WORK INSTRUCTIONS: Copy out the data below as written; omit any images.

INPUT RECORDS:
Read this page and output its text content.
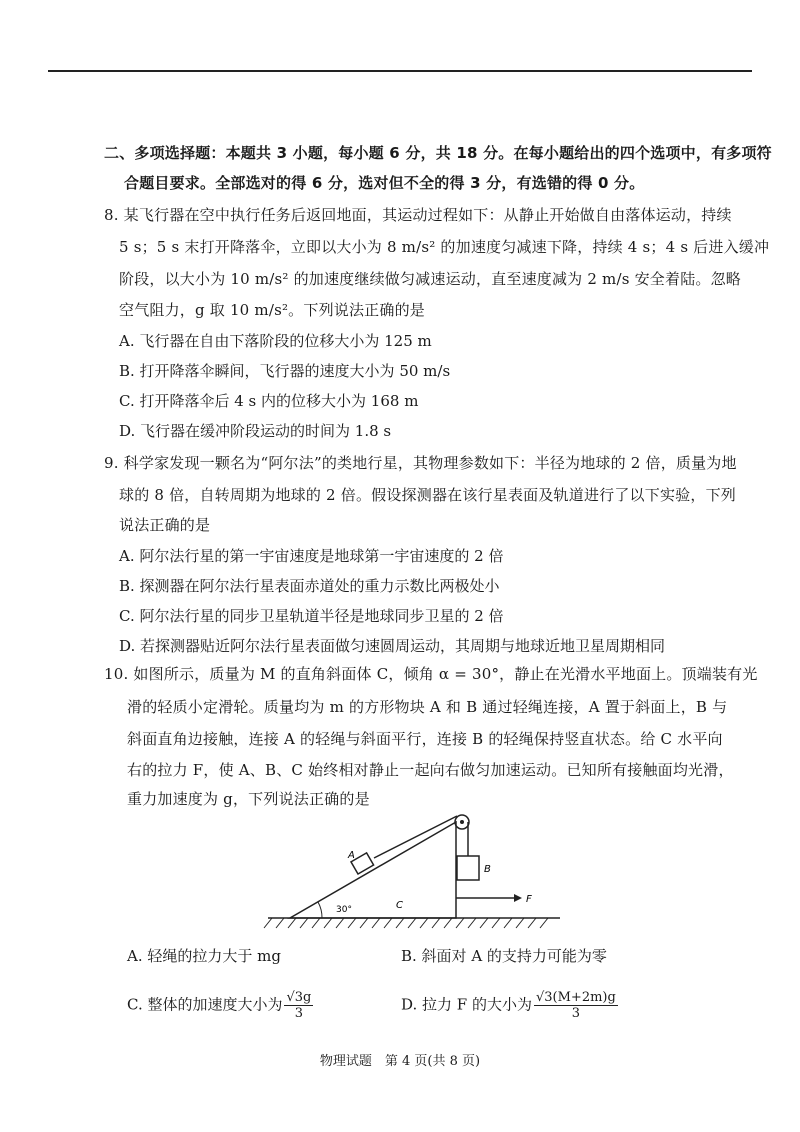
二、多项选择题：本题共 3 小题，每小题 6 分，共 18 分。在每小题给出的四个选项中，有多项符
合题目要求。全部选对的得 6 分，选对但不全的得 3 分，有选错的得 0 分。
8. 某飞行器在空中执行任务后返回地面，其运动过程如下：从静止开始做自由落体运动，持续
5 s；5 s 末打开降落伞，立即以大小为 8 m/s² 的加速度匀减速下降，持续 4 s；4 s 后进入缓冲
阶段，以大小为 10 m/s² 的加速度继续做匀减速运动，直至速度减为 2 m/s 安全着陆。忽略
空气阻力，g 取 10 m/s²。下列说法正确的是
A. 飞行器在自由下落阶段的位移大小为 125 m
B. 打开降落伞瞬间，飞行器的速度大小为 50 m/s
C. 打开降落伞后 4 s 内的位移大小为 168 m
D. 飞行器在缓冲阶段运动的时间为 1.8 s
9. 科学家发现一颗名为“阿尔法”的类地行星，其物理参数如下：半径为地球的 2 倍，质量为地
球的 8 倍，自转周期为地球的 2 倍。假设探测器在该行星表面及轨道进行了以下实验，下列
说法正确的是
A. 阿尔法行星的第一宇宙速度是地球第一宇宙速度的 2 倍
B. 探测器在阿尔法行星表面赤道处的重力示数比两极处小
C. 阿尔法行星的同步卫星轨道半径是地球同步卫星的 2 倍
D. 若探测器贴近阿尔法行星表面做匀速圆周运动，其周期与地球近地卫星周期相同
10. 如图所示，质量为 M 的直角斜面体 C，倾角 α = 30°，静止在光滑水平地面上。顶端装有光
滑的轻质小定滑轮。质量均为 m 的方形物块 A 和 B 通过轻绳连接，A 置于斜面上，B 与
斜面直角边接触，连接 A 的轻绳与斜面平行，连接 B 的轻绳保持竖直状态。给 C 水平向
右的拉力 F，使 A、B、C 始终相对静止一起向右做匀加速运动。已知所有接触面均光滑，
重力加速度为 g，下列说法正确的是
30°
A
B
C
F
A. 轻绳的拉力大于 mg	B. 斜面对 A 的支持力可能为零
C. 整体的加速度大小为 $\frac{√3g}{3}$	D. 拉力 F 的大小为 $\frac{√3(M+2m)g}{3}$
物理试题　第 4 页(共 8 页)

ANSWER FOR THE TASK:
Read this page and output its text content.
二、多项选择题：本题共 3 小题，每小题 6 分，共 18 分。在每小题给出的四个选项中，有多项符
合题目要求。全部选对的得 6 分，选对但不全的得 3 分，有选错的得 0 分。
8. 某飞行器在空中执行任务后返回地面，其运动过程如下：从静止开始做自由落体运动，持续
5 s；5 s 末打开降落伞，立即以大小为 8 m/s² 的加速度匀减速下降，持续 4 s；4 s 后进入缓冲
阶段，以大小为 10 m/s² 的加速度继续做匀减速运动，直至速度减为 2 m/s 安全着陆。忽略
空气阻力，g 取 10 m/s²。下列说法正确的是
A. 飞行器在自由下落阶段的位移大小为 125 m
B. 打开降落伞瞬间，飞行器的速度大小为 50 m/s
C. 打开降落伞后 4 s 内的位移大小为 168 m
D. 飞行器在缓冲阶段运动的时间为 1.8 s
9. 科学家发现一颗名为“阿尔法”的类地行星，其物理参数如下：半径为地球的 2 倍，质量为地
球的 8 倍，自转周期为地球的 2 倍。假设探测器在该行星表面及轨道进行了以下实验，下列
说法正确的是
A. 阿尔法行星的第一宇宙速度是地球第一宇宙速度的 2 倍
B. 探测器在阿尔法行星表面赤道处的重力示数比两极处小
C. 阿尔法行星的同步卫星轨道半径是地球同步卫星的 2 倍
D. 若探测器贴近阿尔法行星表面做匀速圆周运动，其周期与地球近地卫星周期相同
10. 如图所示，质量为 M 的直角斜面体 C，倾角 α = 30°，静止在光滑水平地面上。顶端装有光
滑的轻质小定滑轮。质量均为 m 的方形物块 A 和 B 通过轻绳连接，A 置于斜面上，B 与
斜面直角边接触，连接 A 的轻绳与斜面平行，连接 B 的轻绳保持竖直状态。给 C 水平向
右的拉力 F，使 A、B、C 始终相对静止一起向右做匀加速运动。已知所有接触面均光滑，
重力加速度为 g，下列说法正确的是
30°
A
B
C
F
A. 轻绳的拉力大于 mg	B. 斜面对 A 的支持力可能为零
C. 整体的加速度大小为 $\frac{√3g}{3}$	D. 拉力 F 的大小为 $\frac{√3(M+2m)g}{3}$
物理试题　第 4 页(共 8 页)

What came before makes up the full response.